• **Written instruction**
Using the listing below, copy every line that mentions "ADDERA".

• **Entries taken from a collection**

^^^^

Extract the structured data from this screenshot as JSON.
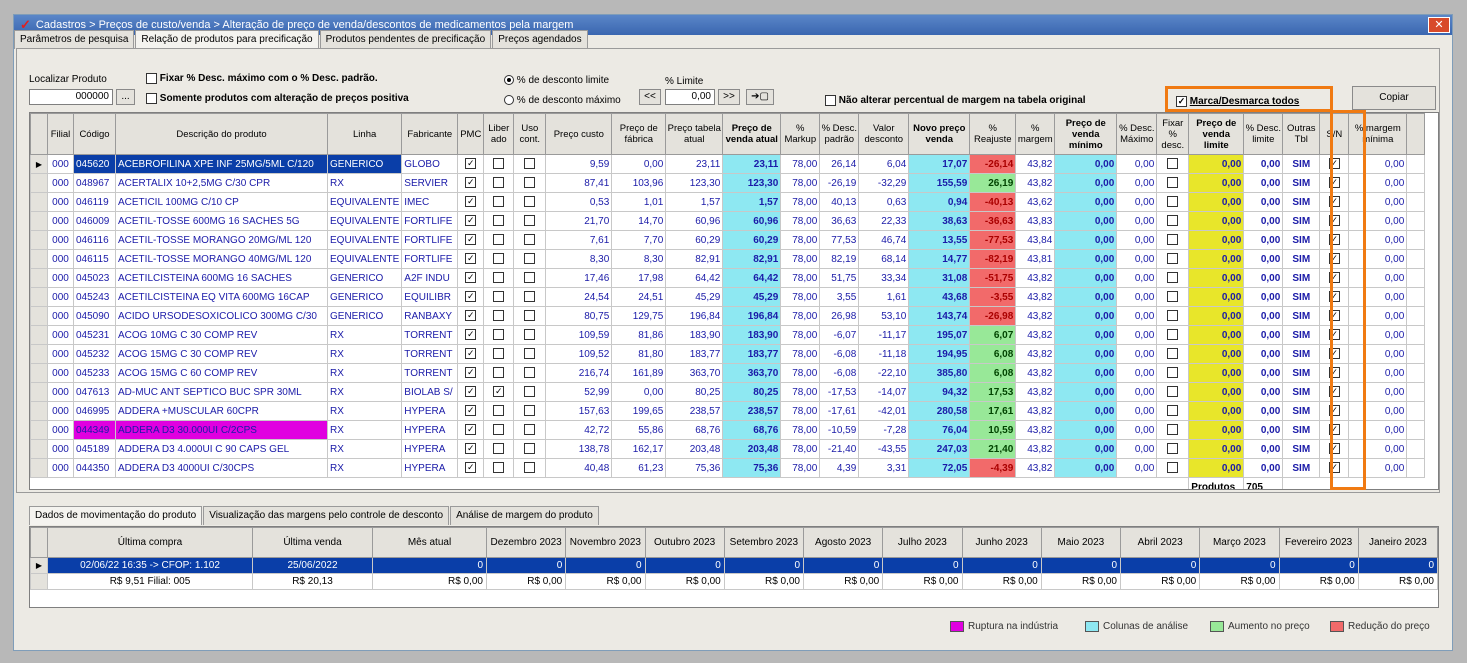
{
  "title": "Cadastros > Preços de custo/venda > Alteração de preço de venda/descontos de medicamentos pela margem",
  "tabs": [
    "Parâmetros de pesquisa",
    "Relação de produtos para precificação",
    "Produtos pendentes de precificação",
    "Preços agendados"
  ],
  "search": {
    "label": "Localizar Produto",
    "value": "000000"
  },
  "options": {
    "fix_desc": "Fixar % Desc. máximo com o % Desc. padrão.",
    "only_positive": "Somente produtos com alteração de preços positiva",
    "radio1": "% de desconto limite",
    "radio2": "% de desconto máximo",
    "limit_label": "% Limite",
    "limit_value": "0,00",
    "no_change": "Não alterar percentual de margem na tabela original",
    "toggle_all": "Marca/Desmarca todos",
    "copy": "Copiar"
  },
  "columns": [
    "Filial",
    "Código",
    "Descrição do produto",
    "Linha",
    "Fabricante",
    "PMC",
    "Liber ado",
    "Uso cont.",
    "Preço custo",
    "Preço de fábrica",
    "Preço tabela atual",
    "Preço de venda atual",
    "% Markup",
    "% Desc. padrão",
    "Valor desconto",
    "Novo preço venda",
    "% Reajuste",
    "% margem",
    "Preço de venda mínimo",
    "% Desc. Máximo",
    "Fixar % desc.",
    "Preço de venda limite",
    "% Desc. limite",
    "Outras Tbl",
    "S/N",
    "% margem mínima"
  ],
  "rows": [
    [
      "000",
      "045620",
      "ACEBROFILINA XPE INF 25MG/5ML C/120",
      "GENERICO",
      "GLOBO",
      "9,59",
      "0,00",
      "23,11",
      "23,11",
      "78,00",
      "26,14",
      "6,04",
      "17,07",
      "-26,14",
      "43,82"
    ],
    [
      "000",
      "048967",
      "ACERTALIX 10+2,5MG C/30 CPR",
      "RX",
      "SERVIER",
      "87,41",
      "103,96",
      "123,30",
      "123,30",
      "78,00",
      "-26,19",
      "-32,29",
      "155,59",
      "26,19",
      "43,82"
    ],
    [
      "000",
      "046119",
      "ACETICIL 100MG C/10 CP",
      "EQUIVALENTE",
      "IMEC",
      "0,53",
      "1,01",
      "1,57",
      "1,57",
      "78,00",
      "40,13",
      "0,63",
      "0,94",
      "-40,13",
      "43,62"
    ],
    [
      "000",
      "046009",
      "ACETIL-TOSSE 600MG 16 SACHES 5G",
      "EQUIVALENTE",
      "FORTLIFE",
      "21,70",
      "14,70",
      "60,96",
      "60,96",
      "78,00",
      "36,63",
      "22,33",
      "38,63",
      "-36,63",
      "43,83"
    ],
    [
      "000",
      "046116",
      "ACETIL-TOSSE MORANGO 20MG/ML 120",
      "EQUIVALENTE",
      "FORTLIFE",
      "7,61",
      "7,70",
      "60,29",
      "60,29",
      "78,00",
      "77,53",
      "46,74",
      "13,55",
      "-77,53",
      "43,84"
    ],
    [
      "000",
      "046115",
      "ACETIL-TOSSE MORANGO 40MG/ML 120",
      "EQUIVALENTE",
      "FORTLIFE",
      "8,30",
      "8,30",
      "82,91",
      "82,91",
      "78,00",
      "82,19",
      "68,14",
      "14,77",
      "-82,19",
      "43,81"
    ],
    [
      "000",
      "045023",
      "ACETILCISTEINA 600MG 16 SACHES",
      "GENERICO",
      "A2F INDU",
      "17,46",
      "17,98",
      "64,42",
      "64,42",
      "78,00",
      "51,75",
      "33,34",
      "31,08",
      "-51,75",
      "43,82"
    ],
    [
      "000",
      "045243",
      "ACETILCISTEINA EQ VITA 600MG 16CAP",
      "GENERICO",
      "EQUILIBR",
      "24,54",
      "24,51",
      "45,29",
      "45,29",
      "78,00",
      "3,55",
      "1,61",
      "43,68",
      "-3,55",
      "43,82"
    ],
    [
      "000",
      "045090",
      "ACIDO URSODESOXICOLICO 300MG C/30",
      "GENERICO",
      "RANBAXY",
      "80,75",
      "129,75",
      "196,84",
      "196,84",
      "78,00",
      "26,98",
      "53,10",
      "143,74",
      "-26,98",
      "43,82"
    ],
    [
      "000",
      "045231",
      "ACOG 10MG C 30 COMP REV",
      "RX",
      "TORRENT",
      "109,59",
      "81,86",
      "183,90",
      "183,90",
      "78,00",
      "-6,07",
      "-11,17",
      "195,07",
      "6,07",
      "43,82"
    ],
    [
      "000",
      "045232",
      "ACOG 15MG C 30 COMP REV",
      "RX",
      "TORRENT",
      "109,52",
      "81,80",
      "183,77",
      "183,77",
      "78,00",
      "-6,08",
      "-11,18",
      "194,95",
      "6,08",
      "43,82"
    ],
    [
      "000",
      "045233",
      "ACOG 15MG C 60 COMP REV",
      "RX",
      "TORRENT",
      "216,74",
      "161,89",
      "363,70",
      "363,70",
      "78,00",
      "-6,08",
      "-22,10",
      "385,80",
      "6,08",
      "43,82"
    ],
    [
      "000",
      "047613",
      "AD-MUC ANT SEPTICO BUC SPR 30ML",
      "RX",
      "BIOLAB S/",
      "52,99",
      "0,00",
      "80,25",
      "80,25",
      "78,00",
      "-17,53",
      "-14,07",
      "94,32",
      "17,53",
      "43,82"
    ],
    [
      "000",
      "046995",
      "ADDERA +MUSCULAR 60CPR",
      "RX",
      "HYPERA",
      "157,63",
      "199,65",
      "238,57",
      "238,57",
      "78,00",
      "-17,61",
      "-42,01",
      "280,58",
      "17,61",
      "43,82"
    ],
    [
      "000",
      "044349",
      "ADDERA D3 30.000UI C/2CPS",
      "RX",
      "HYPERA",
      "42,72",
      "55,86",
      "68,76",
      "68,76",
      "78,00",
      "-10,59",
      "-7,28",
      "76,04",
      "10,59",
      "43,82"
    ],
    [
      "000",
      "045189",
      "ADDERA D3 4.000UI C 90 CAPS GEL",
      "RX",
      "HYPERA",
      "138,78",
      "162,17",
      "203,48",
      "203,48",
      "78,00",
      "-21,40",
      "-43,55",
      "247,03",
      "21,40",
      "43,82"
    ],
    [
      "000",
      "044350",
      "ADDERA D3 4000UI C/30CPS",
      "RX",
      "HYPERA",
      "40,48",
      "61,23",
      "75,36",
      "75,36",
      "78,00",
      "4,39",
      "3,31",
      "72,05",
      "-4,39",
      "43,82"
    ]
  ],
  "liberado": [
    false,
    false,
    false,
    false,
    false,
    false,
    false,
    false,
    false,
    false,
    false,
    false,
    true,
    false,
    false,
    false,
    false
  ],
  "zero": "0,00",
  "sim": "SIM",
  "footer": {
    "label": "Produtos",
    "count": "705"
  },
  "bottom_tabs": [
    "Dados de movimentação do produto",
    "Visualização das margens pelo controle de desconto",
    "Análise de margem do produto"
  ],
  "hist_cols": [
    "Última compra",
    "Última venda",
    "Mês atual",
    "Dezembro 2023",
    "Novembro 2023",
    "Outubro 2023",
    "Setembro 2023",
    "Agosto 2023",
    "Julho 2023",
    "Junho 2023",
    "Maio 2023",
    "Abril 2023",
    "Março 2023",
    "Fevereiro 2023",
    "Janeiro 2023"
  ],
  "hist_row1": [
    "02/06/22 16:35 -> CFOP: 1.102",
    "25/06/2022",
    "0",
    "0",
    "0",
    "0",
    "0",
    "0",
    "0",
    "0",
    "0",
    "0",
    "0",
    "0",
    "0"
  ],
  "hist_row2": [
    "R$ 9,51 Filial: 005",
    "R$ 20,13",
    "R$ 0,00",
    "R$ 0,00",
    "R$ 0,00",
    "R$ 0,00",
    "R$ 0,00",
    "R$ 0,00",
    "R$ 0,00",
    "R$ 0,00",
    "R$ 0,00",
    "R$ 0,00",
    "R$ 0,00",
    "R$ 0,00",
    "R$ 0,00"
  ],
  "legend": [
    {
      "label": "Ruptura na indústria",
      "color": "#e000e0"
    },
    {
      "label": "Colunas de análise",
      "color": "#8ee8f2"
    },
    {
      "label": "Aumento no preço",
      "color": "#98e898"
    },
    {
      "label": "Redução do preço",
      "color": "#f26a6a"
    }
  ]
}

^^^^

• **Solution to the problem**
      "ADDERA +MUSCULAR 60CPR",
      "ADDERA D3 30.000UI C/2CPS",
      "ADDERA D3 4.000UI C 90 CAPS GEL",
      "ADDERA D3 4000UI C/30CPS",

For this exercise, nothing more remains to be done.